> **ENTRIES**

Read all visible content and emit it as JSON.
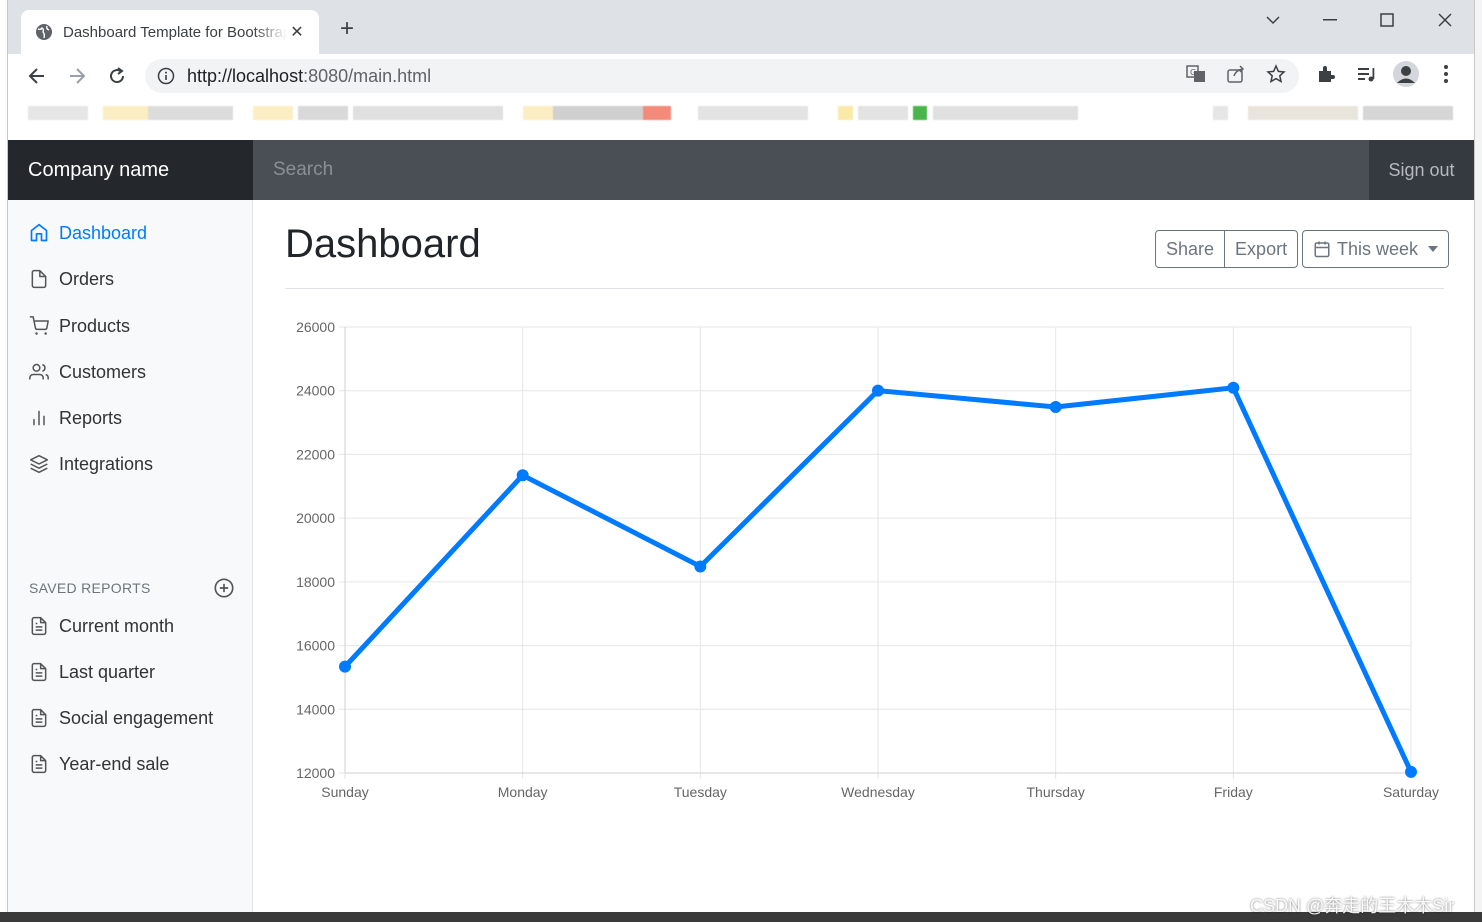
{
  "browser": {
    "tab_title": "Dashboard Template for Bootstrap",
    "tab_close": "✕",
    "new_tab": "+",
    "url_host": "http://localhost",
    "url_rest": ":8080/main.html"
  },
  "navbar": {
    "brand": "Company name",
    "search_placeholder": "Search",
    "sign_out": "Sign out"
  },
  "sidebar": {
    "items": [
      {
        "label": "Dashboard",
        "icon": "home-icon",
        "active": true
      },
      {
        "label": "Orders",
        "icon": "file-icon"
      },
      {
        "label": "Products",
        "icon": "shopping-cart-icon"
      },
      {
        "label": "Customers",
        "icon": "users-icon"
      },
      {
        "label": "Reports",
        "icon": "bar-chart-icon"
      },
      {
        "label": "Integrations",
        "icon": "layers-icon"
      }
    ],
    "saved_heading": "SAVED REPORTS",
    "saved_reports": [
      {
        "label": "Current month",
        "icon": "file-text-icon"
      },
      {
        "label": "Last quarter",
        "icon": "file-text-icon"
      },
      {
        "label": "Social engagement",
        "icon": "file-text-icon"
      },
      {
        "label": "Year-end sale",
        "icon": "file-text-icon"
      }
    ]
  },
  "main": {
    "title": "Dashboard",
    "share_label": "Share",
    "export_label": "Export",
    "period_label": "This week"
  },
  "chart_data": {
    "type": "line",
    "categories": [
      "Sunday",
      "Monday",
      "Tuesday",
      "Wednesday",
      "Thursday",
      "Friday",
      "Saturday"
    ],
    "series": [
      {
        "values": [
          15339,
          21345,
          18483,
          24003,
          23489,
          24092,
          12034
        ],
        "color": "#007bff"
      }
    ],
    "ylim": [
      12000,
      26000
    ],
    "yticks": [
      12000,
      14000,
      16000,
      18000,
      20000,
      22000,
      24000,
      26000
    ],
    "grid": true,
    "legend": "none"
  },
  "watermark": "CSDN @奔走的王木木Sir",
  "colors": {
    "accent": "#007bff",
    "navbar": "#343a40",
    "sidebar": "#f8f9fa"
  }
}
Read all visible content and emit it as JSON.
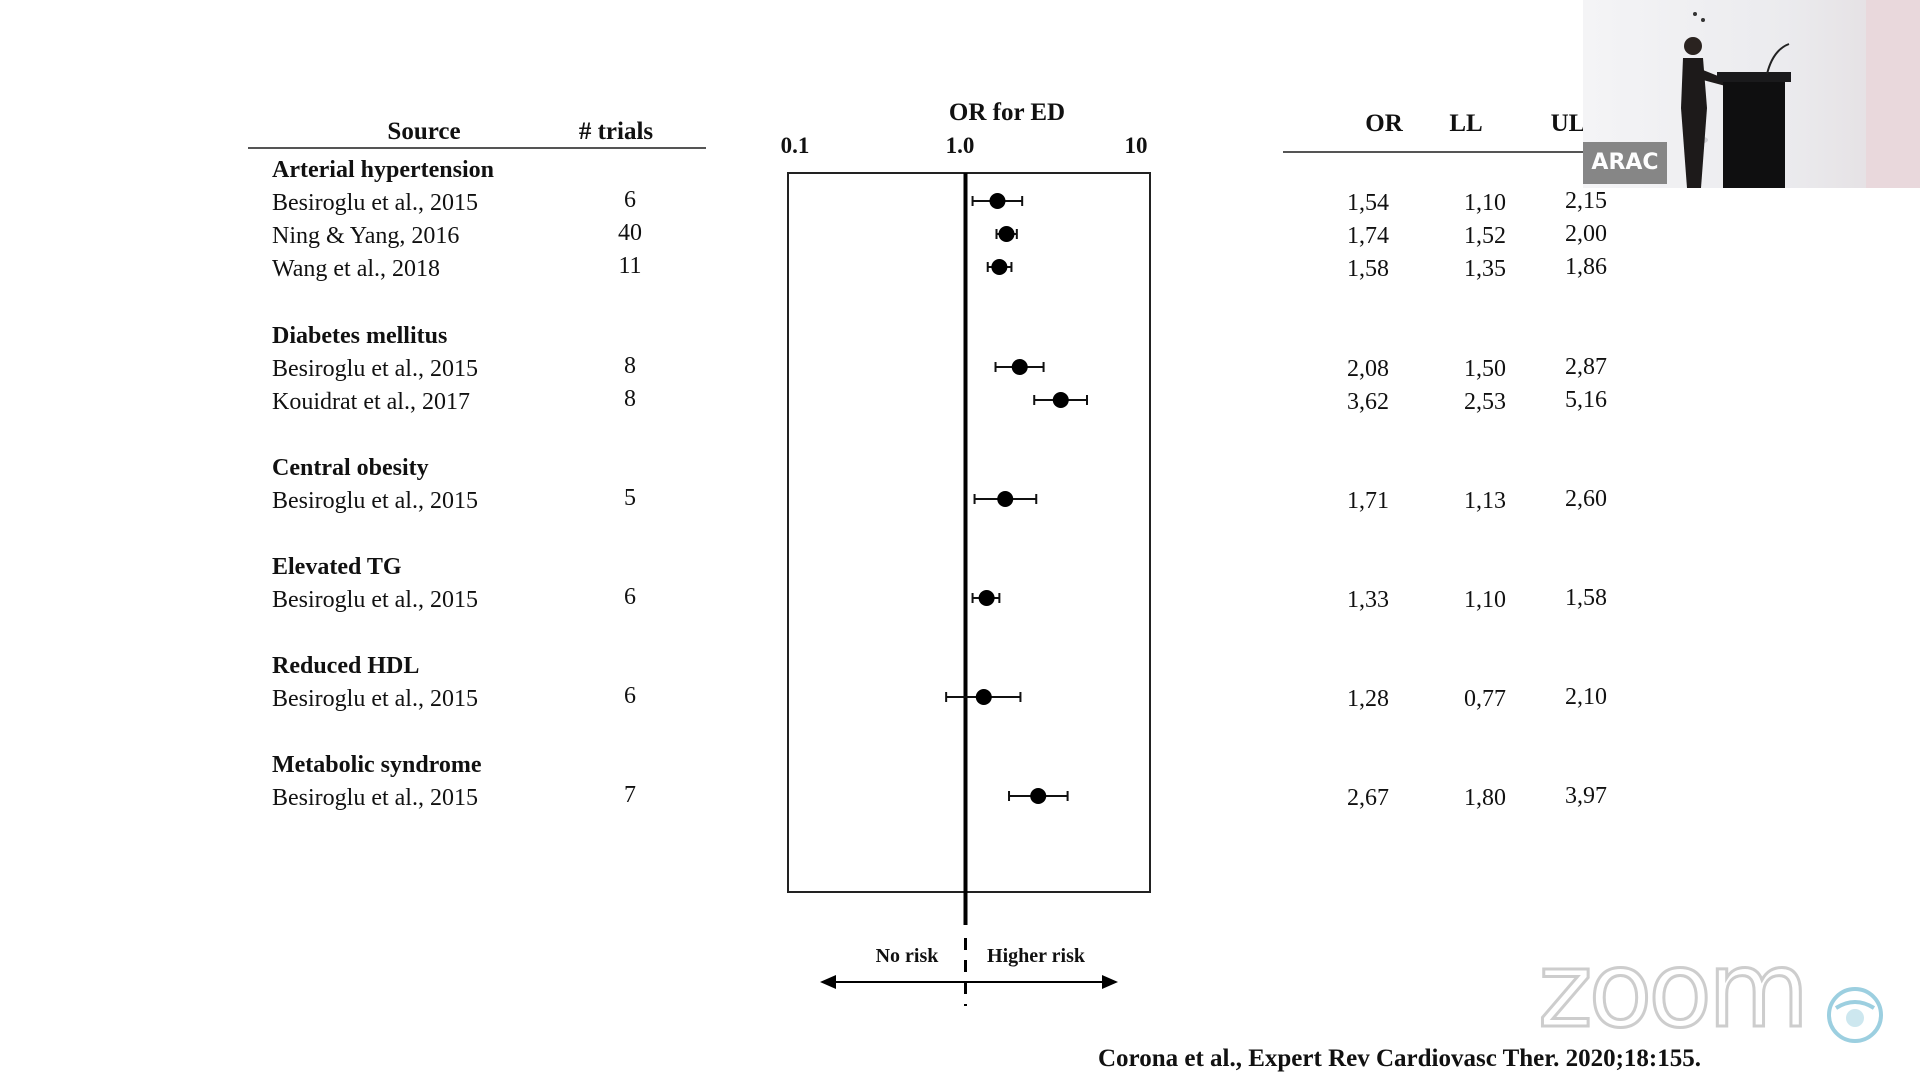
{
  "chart_data": {
    "type": "forest",
    "title": "OR for  ED",
    "x_scale": "log",
    "xlim": [
      0.1,
      10
    ],
    "x_ticks": [
      "0.1",
      "1.0",
      "10"
    ],
    "reference_line": 1.0,
    "columns": {
      "source": "Source",
      "trials": "# trials",
      "or": "OR",
      "ll": "LL",
      "ul": "UL"
    },
    "groups": [
      {
        "name": "Arterial hypertension",
        "studies": [
          {
            "source": "Besiroglu et al., 2015",
            "trials": "6",
            "or": "1,54",
            "ll": "1,10",
            "ul": "2,15",
            "or_val": 1.54,
            "ll_val": 1.1,
            "ul_val": 2.15
          },
          {
            "source": "Ning & Yang, 2016",
            "trials": "40",
            "or": "1,74",
            "ll": "1,52",
            "ul": "2,00",
            "or_val": 1.74,
            "ll_val": 1.52,
            "ul_val": 2.0
          },
          {
            "source": "Wang et al., 2018",
            "trials": "11",
            "or": "1,58",
            "ll": "1,35",
            "ul": "1,86",
            "or_val": 1.58,
            "ll_val": 1.35,
            "ul_val": 1.86
          }
        ]
      },
      {
        "name": "Diabetes mellitus",
        "studies": [
          {
            "source": "Besiroglu et al., 2015",
            "trials": "8",
            "or": "2,08",
            "ll": "1,50",
            "ul": "2,87",
            "or_val": 2.08,
            "ll_val": 1.5,
            "ul_val": 2.87
          },
          {
            "source": "Kouidrat et al., 2017",
            "trials": "8",
            "or": "3,62",
            "ll": "2,53",
            "ul": "5,16",
            "or_val": 3.62,
            "ll_val": 2.53,
            "ul_val": 5.16
          }
        ]
      },
      {
        "name": "Central obesity",
        "studies": [
          {
            "source": "Besiroglu et al., 2015",
            "trials": "5",
            "or": "1,71",
            "ll": "1,13",
            "ul": "2,60",
            "or_val": 1.71,
            "ll_val": 1.13,
            "ul_val": 2.6
          }
        ]
      },
      {
        "name": "Elevated TG",
        "studies": [
          {
            "source": "Besiroglu et al., 2015",
            "trials": "6",
            "or": "1,33",
            "ll": "1,10",
            "ul": "1,58",
            "or_val": 1.33,
            "ll_val": 1.1,
            "ul_val": 1.58
          }
        ]
      },
      {
        "name": "Reduced HDL",
        "studies": [
          {
            "source": "Besiroglu et al., 2015",
            "trials": "6",
            "or": "1,28",
            "ll": "0,77",
            "ul": "2,10",
            "or_val": 1.28,
            "ll_val": 0.77,
            "ul_val": 2.1
          }
        ]
      },
      {
        "name": "Metabolic syndrome",
        "studies": [
          {
            "source": "Besiroglu et al., 2015",
            "trials": "7",
            "or": "2,67",
            "ll": "1,80",
            "ul": "3,97",
            "or_val": 2.67,
            "ll_val": 1.8,
            "ul_val": 3.97
          }
        ]
      }
    ],
    "direction_labels": {
      "left": "No risk",
      "right": "Higher risk"
    },
    "citation": "Corona et al., Expert Rev Cardiovasc Ther. 2020;18:155."
  },
  "overlay": {
    "badge": "ARAC",
    "logo": "zoom"
  },
  "colors": {
    "ink": "#111111",
    "rule": "#555555"
  }
}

> **TO DO**
Output the records above exactly; leave out the pictures.

> **RESPONSE FOR THIS EXERCISE**
Read all visible content and emit it as JSON.
{
  "browser": {
    "tab_title": "Dashboard Template for Bootstrap",
    "tab_close": "✕",
    "new_tab": "+",
    "url_host": "http://localhost",
    "url_rest": ":8080/main.html"
  },
  "navbar": {
    "brand": "Company name",
    "search_placeholder": "Search",
    "sign_out": "Sign out"
  },
  "sidebar": {
    "items": [
      {
        "label": "Dashboard",
        "icon": "home-icon",
        "active": true
      },
      {
        "label": "Orders",
        "icon": "file-icon"
      },
      {
        "label": "Products",
        "icon": "shopping-cart-icon"
      },
      {
        "label": "Customers",
        "icon": "users-icon"
      },
      {
        "label": "Reports",
        "icon": "bar-chart-icon"
      },
      {
        "label": "Integrations",
        "icon": "layers-icon"
      }
    ],
    "saved_heading": "SAVED REPORTS",
    "saved_reports": [
      {
        "label": "Current month",
        "icon": "file-text-icon"
      },
      {
        "label": "Last quarter",
        "icon": "file-text-icon"
      },
      {
        "label": "Social engagement",
        "icon": "file-text-icon"
      },
      {
        "label": "Year-end sale",
        "icon": "file-text-icon"
      }
    ]
  },
  "main": {
    "title": "Dashboard",
    "share_label": "Share",
    "export_label": "Export",
    "period_label": "This week"
  },
  "chart_data": {
    "type": "line",
    "categories": [
      "Sunday",
      "Monday",
      "Tuesday",
      "Wednesday",
      "Thursday",
      "Friday",
      "Saturday"
    ],
    "series": [
      {
        "values": [
          15339,
          21345,
          18483,
          24003,
          23489,
          24092,
          12034
        ],
        "color": "#007bff"
      }
    ],
    "ylim": [
      12000,
      26000
    ],
    "yticks": [
      12000,
      14000,
      16000,
      18000,
      20000,
      22000,
      24000,
      26000
    ],
    "grid": true,
    "legend": "none"
  },
  "watermark": "CSDN @奔走的王木木Sir",
  "colors": {
    "accent": "#007bff",
    "navbar": "#343a40",
    "sidebar": "#f8f9fa"
  }
}
Read all visible content and emit it as JSON.
{
  "chart_data": {
    "type": "forest",
    "title": "OR for  ED",
    "x_scale": "log",
    "xlim": [
      0.1,
      10
    ],
    "x_ticks": [
      "0.1",
      "1.0",
      "10"
    ],
    "reference_line": 1.0,
    "columns": {
      "source": "Source",
      "trials": "# trials",
      "or": "OR",
      "ll": "LL",
      "ul": "UL"
    },
    "groups": [
      {
        "name": "Arterial hypertension",
        "studies": [
          {
            "source": "Besiroglu et al., 2015",
            "trials": "6",
            "or": "1,54",
            "ll": "1,10",
            "ul": "2,15",
            "or_val": 1.54,
            "ll_val": 1.1,
            "ul_val": 2.15
          },
          {
            "source": "Ning & Yang, 2016",
            "trials": "40",
            "or": "1,74",
            "ll": "1,52",
            "ul": "2,00",
            "or_val": 1.74,
            "ll_val": 1.52,
            "ul_val": 2.0
          },
          {
            "source": "Wang et al., 2018",
            "trials": "11",
            "or": "1,58",
            "ll": "1,35",
            "ul": "1,86",
            "or_val": 1.58,
            "ll_val": 1.35,
            "ul_val": 1.86
          }
        ]
      },
      {
        "name": "Diabetes mellitus",
        "studies": [
          {
            "source": "Besiroglu et al., 2015",
            "trials": "8",
            "or": "2,08",
            "ll": "1,50",
            "ul": "2,87",
            "or_val": 2.08,
            "ll_val": 1.5,
            "ul_val": 2.87
          },
          {
            "source": "Kouidrat et al., 2017",
            "trials": "8",
            "or": "3,62",
            "ll": "2,53",
            "ul": "5,16",
            "or_val": 3.62,
            "ll_val": 2.53,
            "ul_val": 5.16
          }
        ]
      },
      {
        "name": "Central obesity",
        "studies": [
          {
            "source": "Besiroglu et al., 2015",
            "trials": "5",
            "or": "1,71",
            "ll": "1,13",
            "ul": "2,60",
            "or_val": 1.71,
            "ll_val": 1.13,
            "ul_val": 2.6
          }
        ]
      },
      {
        "name": "Elevated TG",
        "studies": [
          {
            "source": "Besiroglu et al., 2015",
            "trials": "6",
            "or": "1,33",
            "ll": "1,10",
            "ul": "1,58",
            "or_val": 1.33,
            "ll_val": 1.1,
            "ul_val": 1.58
          }
        ]
      },
      {
        "name": "Reduced HDL",
        "studies": [
          {
            "source": "Besiroglu et al., 2015",
            "trials": "6",
            "or": "1,28",
            "ll": "0,77",
            "ul": "2,10",
            "or_val": 1.28,
            "ll_val": 0.77,
            "ul_val": 2.1
          }
        ]
      },
      {
        "name": "Metabolic syndrome",
        "studies": [
          {
            "source": "Besiroglu et al., 2015",
            "trials": "7",
            "or": "2,67",
            "ll": "1,80",
            "ul": "3,97",
            "or_val": 2.67,
            "ll_val": 1.8,
            "ul_val": 3.97
          }
        ]
      }
    ],
    "direction_labels": {
      "left": "No risk",
      "right": "Higher risk"
    },
    "citation": "Corona et al., Expert Rev Cardiovasc Ther. 2020;18:155."
  },
  "overlay": {
    "badge": "ARAC",
    "logo": "zoom"
  },
  "colors": {
    "ink": "#111111",
    "rule": "#555555"
  }
}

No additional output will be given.